## TASK
Copy exactly the lines from the "What does this" line to the end, both included, and nothing else.

Begin

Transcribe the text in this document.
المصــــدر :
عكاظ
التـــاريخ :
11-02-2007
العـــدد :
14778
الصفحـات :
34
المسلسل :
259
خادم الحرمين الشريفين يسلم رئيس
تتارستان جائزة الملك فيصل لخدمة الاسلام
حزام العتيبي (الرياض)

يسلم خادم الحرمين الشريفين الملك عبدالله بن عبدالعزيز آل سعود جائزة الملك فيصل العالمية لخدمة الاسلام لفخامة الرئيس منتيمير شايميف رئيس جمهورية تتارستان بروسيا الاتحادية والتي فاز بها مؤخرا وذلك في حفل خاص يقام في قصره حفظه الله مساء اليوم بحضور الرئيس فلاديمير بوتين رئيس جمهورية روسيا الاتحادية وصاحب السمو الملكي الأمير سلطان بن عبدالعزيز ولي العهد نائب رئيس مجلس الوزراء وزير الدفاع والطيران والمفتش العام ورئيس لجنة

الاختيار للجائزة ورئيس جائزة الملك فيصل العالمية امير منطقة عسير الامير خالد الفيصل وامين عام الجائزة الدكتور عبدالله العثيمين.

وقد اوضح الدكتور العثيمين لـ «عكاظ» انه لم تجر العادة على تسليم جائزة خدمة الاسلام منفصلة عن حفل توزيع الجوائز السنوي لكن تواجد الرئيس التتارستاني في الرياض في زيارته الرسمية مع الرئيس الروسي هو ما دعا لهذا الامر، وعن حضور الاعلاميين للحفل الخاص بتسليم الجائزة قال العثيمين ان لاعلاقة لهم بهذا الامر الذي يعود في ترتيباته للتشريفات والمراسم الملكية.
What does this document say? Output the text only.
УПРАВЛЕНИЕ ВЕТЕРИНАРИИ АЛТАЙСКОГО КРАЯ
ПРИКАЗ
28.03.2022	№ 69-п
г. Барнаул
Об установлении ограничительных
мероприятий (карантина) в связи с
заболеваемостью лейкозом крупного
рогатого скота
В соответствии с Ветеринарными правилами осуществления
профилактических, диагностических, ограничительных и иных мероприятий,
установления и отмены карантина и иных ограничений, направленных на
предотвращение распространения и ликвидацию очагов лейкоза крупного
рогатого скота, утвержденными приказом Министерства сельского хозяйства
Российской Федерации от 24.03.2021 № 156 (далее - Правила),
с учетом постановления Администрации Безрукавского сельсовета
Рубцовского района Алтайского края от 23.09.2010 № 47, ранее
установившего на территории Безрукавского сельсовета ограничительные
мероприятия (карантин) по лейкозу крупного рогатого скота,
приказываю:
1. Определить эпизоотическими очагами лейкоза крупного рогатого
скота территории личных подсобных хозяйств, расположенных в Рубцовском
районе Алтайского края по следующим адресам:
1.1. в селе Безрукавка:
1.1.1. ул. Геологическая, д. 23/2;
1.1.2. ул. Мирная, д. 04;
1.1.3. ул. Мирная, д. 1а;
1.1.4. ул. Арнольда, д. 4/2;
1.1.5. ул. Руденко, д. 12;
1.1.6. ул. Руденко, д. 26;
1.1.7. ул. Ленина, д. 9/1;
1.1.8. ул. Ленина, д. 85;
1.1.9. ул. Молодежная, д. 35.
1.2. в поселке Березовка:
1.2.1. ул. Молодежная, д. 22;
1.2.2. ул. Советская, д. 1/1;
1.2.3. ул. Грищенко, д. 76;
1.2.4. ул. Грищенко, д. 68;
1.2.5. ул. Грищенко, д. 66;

End

## EXERCISE SOLUTION
What does this document say? Output the text only.
УПРАВЛЕНИЕ ВЕТЕРИНАРИИ АЛТАЙСКОГО КРАЯ
ПРИКАЗ
28.03.2022	№ 69-п
г. Барнаул
Об установлении ограничительных
мероприятий (карантина) в связи с
заболеваемостью лейкозом крупного
рогатого скота
В соответствии с Ветеринарными правилами осуществления
профилактических, диагностических, ограничительных и иных мероприятий,
установления и отмены карантина и иных ограничений, направленных на
предотвращение распространения и ликвидацию очагов лейкоза крупного
рогатого скота, утвержденными приказом Министерства сельского хозяйства
Российской Федерации от 24.03.2021 № 156 (далее - Правила),
с учетом постановления Администрации Безрукавского сельсовета
Рубцовского района Алтайского края от 23.09.2010 № 47, ранее
установившего на территории Безрукавского сельсовета ограничительные
мероприятия (карантин) по лейкозу крупного рогатого скота,
приказываю:
1. Определить эпизоотическими очагами лейкоза крупного рогатого
скота территории личных подсобных хозяйств, расположенных в Рубцовском
районе Алтайского края по следующим адресам:
1.1. в селе Безрукавка:
1.1.1. ул. Геологическая, д. 23/2;
1.1.2. ул. Мирная, д. 04;
1.1.3. ул. Мирная, д. 1а;
1.1.4. ул. Арнольда, д. 4/2;
1.1.5. ул. Руденко, д. 12;
1.1.6. ул. Руденко, д. 26;
1.1.7. ул. Ленина, д. 9/1;
1.1.8. ул. Ленина, д. 85;
1.1.9. ул. Молодежная, д. 35.
1.2. в поселке Березовка:
1.2.1. ул. Молодежная, д. 22;
1.2.2. ул. Советская, д. 1/1;
1.2.3. ул. Грищенко, д. 76;
1.2.4. ул. Грищенко, д. 68;
1.2.5. ул. Грищенко, д. 66;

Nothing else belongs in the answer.